Problem details:
Write out each line in which the string "России" is present.

------------------------------------

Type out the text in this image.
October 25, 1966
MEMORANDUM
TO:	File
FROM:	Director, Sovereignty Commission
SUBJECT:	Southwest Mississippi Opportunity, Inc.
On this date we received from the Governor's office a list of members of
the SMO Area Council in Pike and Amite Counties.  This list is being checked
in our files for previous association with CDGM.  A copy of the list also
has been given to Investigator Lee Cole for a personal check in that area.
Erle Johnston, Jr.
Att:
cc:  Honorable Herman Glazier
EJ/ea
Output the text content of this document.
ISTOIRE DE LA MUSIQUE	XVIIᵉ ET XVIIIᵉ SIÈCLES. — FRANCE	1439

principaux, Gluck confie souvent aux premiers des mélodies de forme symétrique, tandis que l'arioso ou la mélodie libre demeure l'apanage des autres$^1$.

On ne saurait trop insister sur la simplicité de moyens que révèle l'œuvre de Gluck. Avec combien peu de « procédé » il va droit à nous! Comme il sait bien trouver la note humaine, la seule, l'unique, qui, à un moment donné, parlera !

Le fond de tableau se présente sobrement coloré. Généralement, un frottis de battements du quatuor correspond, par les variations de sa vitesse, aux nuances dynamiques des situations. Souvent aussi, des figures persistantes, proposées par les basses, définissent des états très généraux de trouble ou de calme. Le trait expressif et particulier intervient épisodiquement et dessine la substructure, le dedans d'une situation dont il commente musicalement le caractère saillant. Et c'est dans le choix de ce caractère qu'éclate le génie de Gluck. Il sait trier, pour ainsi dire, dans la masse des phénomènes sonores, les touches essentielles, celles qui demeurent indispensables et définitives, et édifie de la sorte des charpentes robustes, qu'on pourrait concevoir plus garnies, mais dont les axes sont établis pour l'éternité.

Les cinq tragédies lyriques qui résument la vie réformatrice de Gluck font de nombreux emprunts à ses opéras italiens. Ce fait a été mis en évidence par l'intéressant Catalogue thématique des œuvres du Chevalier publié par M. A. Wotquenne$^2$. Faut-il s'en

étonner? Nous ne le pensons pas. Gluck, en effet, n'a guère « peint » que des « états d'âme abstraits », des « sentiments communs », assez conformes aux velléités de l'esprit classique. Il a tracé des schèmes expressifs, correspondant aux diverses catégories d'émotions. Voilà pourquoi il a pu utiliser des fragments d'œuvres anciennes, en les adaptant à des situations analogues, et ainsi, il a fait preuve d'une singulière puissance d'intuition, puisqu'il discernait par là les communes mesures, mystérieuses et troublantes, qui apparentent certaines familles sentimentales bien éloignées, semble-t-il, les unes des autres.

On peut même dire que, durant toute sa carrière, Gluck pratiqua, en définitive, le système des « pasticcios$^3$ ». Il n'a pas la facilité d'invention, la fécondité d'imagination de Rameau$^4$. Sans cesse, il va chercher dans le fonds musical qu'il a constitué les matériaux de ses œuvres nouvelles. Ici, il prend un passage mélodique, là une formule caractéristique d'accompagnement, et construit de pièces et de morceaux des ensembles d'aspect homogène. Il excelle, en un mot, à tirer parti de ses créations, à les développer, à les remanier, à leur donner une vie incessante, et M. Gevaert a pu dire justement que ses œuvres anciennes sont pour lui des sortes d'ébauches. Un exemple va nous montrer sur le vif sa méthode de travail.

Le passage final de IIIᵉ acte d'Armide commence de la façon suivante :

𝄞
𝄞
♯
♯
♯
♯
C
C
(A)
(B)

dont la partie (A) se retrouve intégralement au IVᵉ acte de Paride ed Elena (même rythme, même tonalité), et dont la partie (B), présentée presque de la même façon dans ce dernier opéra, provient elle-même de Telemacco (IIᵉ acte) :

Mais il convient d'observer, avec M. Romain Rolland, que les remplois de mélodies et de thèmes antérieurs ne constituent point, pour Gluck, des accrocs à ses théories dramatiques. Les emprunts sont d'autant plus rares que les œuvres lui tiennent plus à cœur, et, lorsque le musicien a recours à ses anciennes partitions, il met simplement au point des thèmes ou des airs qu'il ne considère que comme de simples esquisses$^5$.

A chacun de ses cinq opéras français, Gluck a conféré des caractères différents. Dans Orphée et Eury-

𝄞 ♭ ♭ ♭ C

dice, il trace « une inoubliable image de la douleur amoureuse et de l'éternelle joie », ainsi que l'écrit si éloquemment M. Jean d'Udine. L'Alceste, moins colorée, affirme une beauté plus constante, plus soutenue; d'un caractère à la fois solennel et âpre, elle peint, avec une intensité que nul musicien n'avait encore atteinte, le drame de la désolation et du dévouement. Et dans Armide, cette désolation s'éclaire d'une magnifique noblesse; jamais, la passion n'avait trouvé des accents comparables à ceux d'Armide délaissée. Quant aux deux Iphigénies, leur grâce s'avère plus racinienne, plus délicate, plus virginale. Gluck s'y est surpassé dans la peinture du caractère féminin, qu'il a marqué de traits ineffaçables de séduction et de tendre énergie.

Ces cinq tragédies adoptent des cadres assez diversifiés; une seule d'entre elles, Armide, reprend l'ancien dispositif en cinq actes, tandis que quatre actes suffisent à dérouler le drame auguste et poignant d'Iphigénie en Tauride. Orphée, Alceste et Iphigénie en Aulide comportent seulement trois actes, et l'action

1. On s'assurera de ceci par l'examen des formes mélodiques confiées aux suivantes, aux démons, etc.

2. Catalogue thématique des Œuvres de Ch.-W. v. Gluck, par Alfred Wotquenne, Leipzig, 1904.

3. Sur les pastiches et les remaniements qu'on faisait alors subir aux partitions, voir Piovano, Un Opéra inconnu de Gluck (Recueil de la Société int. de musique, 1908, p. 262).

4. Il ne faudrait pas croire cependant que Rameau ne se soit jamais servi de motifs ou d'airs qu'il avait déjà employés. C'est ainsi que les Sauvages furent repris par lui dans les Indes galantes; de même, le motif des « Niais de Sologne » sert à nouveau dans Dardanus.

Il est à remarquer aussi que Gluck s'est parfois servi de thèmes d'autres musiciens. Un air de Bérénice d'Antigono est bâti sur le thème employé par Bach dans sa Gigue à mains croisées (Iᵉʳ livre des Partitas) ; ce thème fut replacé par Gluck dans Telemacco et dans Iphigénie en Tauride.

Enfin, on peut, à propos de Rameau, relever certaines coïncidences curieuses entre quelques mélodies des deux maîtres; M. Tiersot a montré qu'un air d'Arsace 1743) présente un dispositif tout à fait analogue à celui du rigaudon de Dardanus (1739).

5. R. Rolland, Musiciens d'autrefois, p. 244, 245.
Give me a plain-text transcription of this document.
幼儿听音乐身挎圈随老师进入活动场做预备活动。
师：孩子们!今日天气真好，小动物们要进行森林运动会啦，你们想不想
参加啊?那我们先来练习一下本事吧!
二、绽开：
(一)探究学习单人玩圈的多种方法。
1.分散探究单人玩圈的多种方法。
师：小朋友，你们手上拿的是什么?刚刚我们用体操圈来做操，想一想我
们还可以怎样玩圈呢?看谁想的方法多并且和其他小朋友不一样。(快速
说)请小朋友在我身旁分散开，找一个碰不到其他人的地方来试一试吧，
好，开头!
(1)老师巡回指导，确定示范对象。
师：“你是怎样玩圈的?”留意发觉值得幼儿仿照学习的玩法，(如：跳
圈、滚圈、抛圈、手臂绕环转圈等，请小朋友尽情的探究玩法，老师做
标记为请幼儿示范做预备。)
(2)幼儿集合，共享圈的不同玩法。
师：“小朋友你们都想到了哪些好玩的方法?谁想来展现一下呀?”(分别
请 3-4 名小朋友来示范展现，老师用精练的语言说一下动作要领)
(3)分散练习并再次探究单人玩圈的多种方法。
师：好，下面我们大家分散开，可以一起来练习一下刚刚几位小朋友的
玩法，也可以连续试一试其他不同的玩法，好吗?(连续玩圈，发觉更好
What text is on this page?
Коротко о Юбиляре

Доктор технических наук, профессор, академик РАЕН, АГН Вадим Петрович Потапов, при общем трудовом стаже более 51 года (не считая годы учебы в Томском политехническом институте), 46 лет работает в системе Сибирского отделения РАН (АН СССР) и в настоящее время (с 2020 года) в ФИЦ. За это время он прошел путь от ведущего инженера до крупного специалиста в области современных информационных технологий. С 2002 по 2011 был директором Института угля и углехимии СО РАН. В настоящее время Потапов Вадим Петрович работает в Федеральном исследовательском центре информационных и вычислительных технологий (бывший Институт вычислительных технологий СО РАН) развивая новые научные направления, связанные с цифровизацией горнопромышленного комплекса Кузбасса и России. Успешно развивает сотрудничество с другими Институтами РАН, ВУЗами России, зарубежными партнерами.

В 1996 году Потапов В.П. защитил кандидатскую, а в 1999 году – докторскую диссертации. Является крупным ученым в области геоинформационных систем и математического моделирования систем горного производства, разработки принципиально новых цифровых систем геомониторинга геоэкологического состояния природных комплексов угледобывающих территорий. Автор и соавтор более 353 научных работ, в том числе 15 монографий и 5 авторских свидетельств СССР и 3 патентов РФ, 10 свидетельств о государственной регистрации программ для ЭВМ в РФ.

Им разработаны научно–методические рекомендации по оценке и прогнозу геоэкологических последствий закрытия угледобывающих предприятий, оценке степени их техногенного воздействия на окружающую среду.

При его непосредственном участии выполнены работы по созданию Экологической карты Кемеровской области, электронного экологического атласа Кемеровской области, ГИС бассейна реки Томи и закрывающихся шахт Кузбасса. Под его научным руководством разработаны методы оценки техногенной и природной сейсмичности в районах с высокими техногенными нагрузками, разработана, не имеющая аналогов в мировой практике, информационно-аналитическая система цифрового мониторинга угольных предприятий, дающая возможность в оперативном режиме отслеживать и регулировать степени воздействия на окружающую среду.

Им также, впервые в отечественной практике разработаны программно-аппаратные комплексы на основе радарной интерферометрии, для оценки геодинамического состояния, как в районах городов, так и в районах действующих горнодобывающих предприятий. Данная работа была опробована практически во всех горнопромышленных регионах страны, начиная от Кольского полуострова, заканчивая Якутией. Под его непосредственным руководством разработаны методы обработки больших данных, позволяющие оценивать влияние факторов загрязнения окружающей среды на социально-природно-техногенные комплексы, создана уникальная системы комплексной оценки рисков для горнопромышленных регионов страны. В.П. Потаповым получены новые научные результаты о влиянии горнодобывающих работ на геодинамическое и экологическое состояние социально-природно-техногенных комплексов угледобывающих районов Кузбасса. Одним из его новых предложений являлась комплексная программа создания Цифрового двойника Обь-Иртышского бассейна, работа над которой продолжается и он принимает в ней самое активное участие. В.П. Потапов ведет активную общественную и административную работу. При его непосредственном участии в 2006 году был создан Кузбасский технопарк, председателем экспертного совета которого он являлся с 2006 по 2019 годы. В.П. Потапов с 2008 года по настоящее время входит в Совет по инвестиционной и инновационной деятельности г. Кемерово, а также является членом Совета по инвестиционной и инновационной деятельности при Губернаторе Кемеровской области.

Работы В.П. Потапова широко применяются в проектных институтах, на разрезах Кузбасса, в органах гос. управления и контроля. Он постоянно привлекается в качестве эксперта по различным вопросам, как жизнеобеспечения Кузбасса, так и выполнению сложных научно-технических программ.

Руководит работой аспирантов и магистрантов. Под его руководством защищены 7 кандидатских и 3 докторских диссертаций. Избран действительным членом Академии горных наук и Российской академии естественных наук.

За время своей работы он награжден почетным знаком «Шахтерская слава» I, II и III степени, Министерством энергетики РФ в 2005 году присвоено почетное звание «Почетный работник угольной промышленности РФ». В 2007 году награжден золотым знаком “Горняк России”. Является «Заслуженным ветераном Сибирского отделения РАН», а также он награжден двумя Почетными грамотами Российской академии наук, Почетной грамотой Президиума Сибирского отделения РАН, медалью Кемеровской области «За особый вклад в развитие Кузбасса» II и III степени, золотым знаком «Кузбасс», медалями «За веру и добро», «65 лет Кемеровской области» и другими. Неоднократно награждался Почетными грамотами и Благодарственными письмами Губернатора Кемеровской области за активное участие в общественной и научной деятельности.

------------------------------------

Final result:
Доктор технических наук, профессор, академик РАЕН, АГН Вадим Петрович Потапов, при общем трудовом стаже более 51 года (не считая годы учебы в Томском политехническом институте), 46 лет работает в системе Сибирского отделения РАН (АН СССР) и в настоящее время (с 2020 года) в ФИЦ. За это время он прошел путь от ведущего инженера до крупного специалиста в области современных информационных технологий. С 2002 по 2011 был директором Института угля и углехимии СО РАН. В настоящее время Потапов Вадим Петрович работает в Федеральном исследовательском центре информационных и вычислительных технологий (бывший Институт вычислительных технологий СО РАН) развивая новые научные направления, связанные с цифровизацией горнопромышленного комплекса Кузбасса и России. Успешно развивает сотрудничество с другими Институтами РАН, ВУЗами России, зарубежными партнерами.
За время своей работы он награжден почетным знаком «Шахтерская слава» I, II и III степени, Министерством энергетики РФ в 2005 году присвоено почетное звание «Почетный работник угольной промышленности РФ». В 2007 году награжден золотым знаком “Горняк России”. Является «Заслуженным ветераном Сибирского отделения РАН», а также он награжден двумя Почетными грамотами Российской академии наук, Почетной грамотой Президиума Сибирского отделения РАН, медалью Кемеровской области «За особый вклад в развитие Кузбасса» II и III степени, золотым знаком «Кузбасс», медалями «За веру и добро», «65 лет Кемеровской области» и другими. Неоднократно награждался Почетными грамотами и Благодарственными письмами Губернатора Кемеровской области за активное участие в общественной и научной деятельности.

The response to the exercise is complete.